#### [DIRECTION]
Quote every line of the material beneath this one.

================================

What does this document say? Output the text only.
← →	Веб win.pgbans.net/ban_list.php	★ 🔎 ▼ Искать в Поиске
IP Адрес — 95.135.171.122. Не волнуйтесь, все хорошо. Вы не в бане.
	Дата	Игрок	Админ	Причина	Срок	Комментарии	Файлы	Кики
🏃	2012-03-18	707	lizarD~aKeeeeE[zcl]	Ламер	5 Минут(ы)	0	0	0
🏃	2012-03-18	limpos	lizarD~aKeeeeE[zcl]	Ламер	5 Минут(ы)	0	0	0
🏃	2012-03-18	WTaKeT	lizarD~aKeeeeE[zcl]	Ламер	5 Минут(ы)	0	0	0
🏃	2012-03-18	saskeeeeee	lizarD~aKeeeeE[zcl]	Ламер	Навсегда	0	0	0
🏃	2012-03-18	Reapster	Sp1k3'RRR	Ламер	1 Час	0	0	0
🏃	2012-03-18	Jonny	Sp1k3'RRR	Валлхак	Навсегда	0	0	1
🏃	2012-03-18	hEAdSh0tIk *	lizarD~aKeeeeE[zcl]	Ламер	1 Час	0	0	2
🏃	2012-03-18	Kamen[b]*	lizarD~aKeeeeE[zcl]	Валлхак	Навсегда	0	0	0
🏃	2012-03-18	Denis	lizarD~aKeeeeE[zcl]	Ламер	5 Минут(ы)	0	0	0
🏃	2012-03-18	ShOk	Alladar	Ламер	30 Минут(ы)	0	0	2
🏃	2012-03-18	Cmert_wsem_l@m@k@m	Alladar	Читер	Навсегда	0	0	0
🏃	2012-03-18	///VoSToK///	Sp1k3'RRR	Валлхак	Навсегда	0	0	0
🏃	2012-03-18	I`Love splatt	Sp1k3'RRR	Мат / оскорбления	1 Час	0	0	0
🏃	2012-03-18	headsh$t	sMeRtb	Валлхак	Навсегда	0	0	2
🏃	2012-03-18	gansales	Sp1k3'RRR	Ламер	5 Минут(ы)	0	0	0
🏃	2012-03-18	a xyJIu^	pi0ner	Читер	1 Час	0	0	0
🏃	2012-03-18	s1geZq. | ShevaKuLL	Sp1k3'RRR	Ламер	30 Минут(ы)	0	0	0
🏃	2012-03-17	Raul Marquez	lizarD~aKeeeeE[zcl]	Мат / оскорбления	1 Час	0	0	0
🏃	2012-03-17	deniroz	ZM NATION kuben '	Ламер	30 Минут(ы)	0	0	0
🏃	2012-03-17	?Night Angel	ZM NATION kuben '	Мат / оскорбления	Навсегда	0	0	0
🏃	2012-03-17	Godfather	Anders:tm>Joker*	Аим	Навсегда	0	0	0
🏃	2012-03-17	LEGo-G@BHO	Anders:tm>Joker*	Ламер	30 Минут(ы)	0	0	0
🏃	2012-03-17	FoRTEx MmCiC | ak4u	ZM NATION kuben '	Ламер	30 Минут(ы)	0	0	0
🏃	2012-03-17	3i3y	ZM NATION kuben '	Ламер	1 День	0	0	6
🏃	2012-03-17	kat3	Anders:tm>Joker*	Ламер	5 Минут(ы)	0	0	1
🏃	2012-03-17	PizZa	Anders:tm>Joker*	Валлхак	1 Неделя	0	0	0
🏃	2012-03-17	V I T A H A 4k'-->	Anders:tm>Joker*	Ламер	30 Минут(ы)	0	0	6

================================

#### [REPLY]
What does this document say? Output the text only.
← →	Веб win.pgbans.net/ban_list.php	★ 🔎 ▼ Искать в Поиске
IP Адрес — 95.135.171.122. Не волнуйтесь, все хорошо. Вы не в бане.
	Дата	Игрок	Админ	Причина	Срок	Комментарии	Файлы	Кики
🏃	2012-03-18	707	lizarD~aKeeeeE[zcl]	Ламер	5 Минут(ы)	0	0	0
🏃	2012-03-18	limpos	lizarD~aKeeeeE[zcl]	Ламер	5 Минут(ы)	0	0	0
🏃	2012-03-18	WTaKeT	lizarD~aKeeeeE[zcl]	Ламер	5 Минут(ы)	0	0	0
🏃	2012-03-18	saskeeeeee	lizarD~aKeeeeE[zcl]	Ламер	Навсегда	0	0	0
🏃	2012-03-18	Reapster	Sp1k3'RRR	Ламер	1 Час	0	0	0
🏃	2012-03-18	Jonny	Sp1k3'RRR	Валлхак	Навсегда	0	0	1
🏃	2012-03-18	hEAdSh0tIk *	lizarD~aKeeeeE[zcl]	Ламер	1 Час	0	0	2
🏃	2012-03-18	Kamen[b]*	lizarD~aKeeeeE[zcl]	Валлхак	Навсегда	0	0	0
🏃	2012-03-18	Denis	lizarD~aKeeeeE[zcl]	Ламер	5 Минут(ы)	0	0	0
🏃	2012-03-18	ShOk	Alladar	Ламер	30 Минут(ы)	0	0	2
🏃	2012-03-18	Cmert_wsem_l@m@k@m	Alladar	Читер	Навсегда	0	0	0
🏃	2012-03-18	///VoSToK///	Sp1k3'RRR	Валлхак	Навсегда	0	0	0
🏃	2012-03-18	I`Love splatt	Sp1k3'RRR	Мат / оскорбления	1 Час	0	0	0
🏃	2012-03-18	headsh$t	sMeRtb	Валлхак	Навсегда	0	0	2
🏃	2012-03-18	gansales	Sp1k3'RRR	Ламер	5 Минут(ы)	0	0	0
🏃	2012-03-18	a xyJIu^	pi0ner	Читер	1 Час	0	0	0
🏃	2012-03-18	s1geZq. | ShevaKuLL	Sp1k3'RRR	Ламер	30 Минут(ы)	0	0	0
🏃	2012-03-17	Raul Marquez	lizarD~aKeeeeE[zcl]	Мат / оскорбления	1 Час	0	0	0
🏃	2012-03-17	deniroz	ZM NATION kuben '	Ламер	30 Минут(ы)	0	0	0
🏃	2012-03-17	?Night Angel	ZM NATION kuben '	Мат / оскорбления	Навсегда	0	0	0
🏃	2012-03-17	Godfather	Anders:tm>Joker*	Аим	Навсегда	0	0	0
🏃	2012-03-17	LEGo-G@BHO	Anders:tm>Joker*	Ламер	30 Минут(ы)	0	0	0
🏃	2012-03-17	FoRTEx MmCiC | ak4u	ZM NATION kuben '	Ламер	30 Минут(ы)	0	0	0
🏃	2012-03-17	3i3y	ZM NATION kuben '	Ламер	1 День	0	0	6
🏃	2012-03-17	kat3	Anders:tm>Joker*	Ламер	5 Минут(ы)	0	0	1
🏃	2012-03-17	PizZa	Anders:tm>Joker*	Валлхак	1 Неделя	0	0	0
🏃	2012-03-17	V I T A H A 4k'-->	Anders:tm>Joker*	Ламер	30 Минут(ы)	0	0	6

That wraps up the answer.